• EXERCISE REQUIREMENTS
Could you return each line of the material that has "rätt" in it?

• PROVIDED DATA

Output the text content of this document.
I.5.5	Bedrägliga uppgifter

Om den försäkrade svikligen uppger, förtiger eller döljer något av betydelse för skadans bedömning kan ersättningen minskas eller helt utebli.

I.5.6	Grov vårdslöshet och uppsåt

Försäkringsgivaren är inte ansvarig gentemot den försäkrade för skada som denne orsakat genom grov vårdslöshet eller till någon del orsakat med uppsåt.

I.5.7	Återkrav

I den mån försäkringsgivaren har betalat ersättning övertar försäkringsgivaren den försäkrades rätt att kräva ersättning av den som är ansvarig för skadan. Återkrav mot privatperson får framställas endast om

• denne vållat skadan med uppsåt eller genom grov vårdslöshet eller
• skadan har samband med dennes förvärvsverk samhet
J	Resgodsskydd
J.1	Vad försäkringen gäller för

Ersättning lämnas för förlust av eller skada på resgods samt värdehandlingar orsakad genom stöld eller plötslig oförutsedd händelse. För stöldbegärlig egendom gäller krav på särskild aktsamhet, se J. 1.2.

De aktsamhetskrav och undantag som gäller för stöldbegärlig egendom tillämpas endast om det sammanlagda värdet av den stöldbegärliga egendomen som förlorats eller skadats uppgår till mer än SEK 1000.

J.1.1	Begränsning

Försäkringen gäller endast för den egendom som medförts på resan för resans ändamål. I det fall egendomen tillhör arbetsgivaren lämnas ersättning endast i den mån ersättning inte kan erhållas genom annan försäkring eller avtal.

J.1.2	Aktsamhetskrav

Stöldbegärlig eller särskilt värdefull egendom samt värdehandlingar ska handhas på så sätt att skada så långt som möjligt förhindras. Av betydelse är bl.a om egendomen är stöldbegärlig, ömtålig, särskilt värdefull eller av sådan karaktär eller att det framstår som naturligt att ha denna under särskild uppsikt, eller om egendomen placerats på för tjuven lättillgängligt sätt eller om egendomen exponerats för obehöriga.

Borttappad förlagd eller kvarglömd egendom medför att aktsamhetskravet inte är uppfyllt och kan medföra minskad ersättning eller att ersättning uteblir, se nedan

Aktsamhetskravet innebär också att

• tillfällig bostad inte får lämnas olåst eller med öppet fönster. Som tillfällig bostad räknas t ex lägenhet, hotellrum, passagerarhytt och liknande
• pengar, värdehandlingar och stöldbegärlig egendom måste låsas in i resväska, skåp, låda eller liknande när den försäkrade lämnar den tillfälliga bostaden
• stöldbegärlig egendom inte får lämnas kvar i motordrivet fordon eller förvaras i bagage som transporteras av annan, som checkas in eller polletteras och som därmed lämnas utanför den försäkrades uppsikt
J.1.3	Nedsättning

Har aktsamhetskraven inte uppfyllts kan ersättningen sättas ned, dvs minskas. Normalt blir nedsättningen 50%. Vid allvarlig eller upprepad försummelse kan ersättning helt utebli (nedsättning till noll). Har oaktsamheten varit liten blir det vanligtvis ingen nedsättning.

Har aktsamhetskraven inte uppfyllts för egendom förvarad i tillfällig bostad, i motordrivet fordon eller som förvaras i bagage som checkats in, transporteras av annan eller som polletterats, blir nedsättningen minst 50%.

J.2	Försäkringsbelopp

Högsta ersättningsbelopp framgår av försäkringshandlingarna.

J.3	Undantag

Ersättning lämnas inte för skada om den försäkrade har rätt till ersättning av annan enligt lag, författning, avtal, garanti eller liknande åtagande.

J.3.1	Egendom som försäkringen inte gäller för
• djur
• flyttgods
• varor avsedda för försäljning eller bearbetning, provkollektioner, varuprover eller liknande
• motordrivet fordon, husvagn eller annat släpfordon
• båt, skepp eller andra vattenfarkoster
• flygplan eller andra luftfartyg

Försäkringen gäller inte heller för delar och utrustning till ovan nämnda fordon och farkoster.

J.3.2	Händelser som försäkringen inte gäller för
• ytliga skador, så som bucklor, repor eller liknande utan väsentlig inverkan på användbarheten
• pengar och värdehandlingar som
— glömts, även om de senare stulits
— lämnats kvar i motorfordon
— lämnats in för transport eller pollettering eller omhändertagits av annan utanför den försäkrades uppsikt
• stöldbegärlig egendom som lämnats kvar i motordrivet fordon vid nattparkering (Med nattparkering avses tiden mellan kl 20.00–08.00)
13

• THE COMPLETED TASK
I den mån försäkringsgivaren har betalat ersättning övertar försäkringsgivaren den försäkrades rätt att kräva ersättning av den som är ansvarig för skadan. Återkrav mot privatperson får framställas endast om
Ersättning lämnas inte för skada om den försäkrade har rätt till ersättning av annan enligt lag, författning, avtal, garanti eller liknande åtagande.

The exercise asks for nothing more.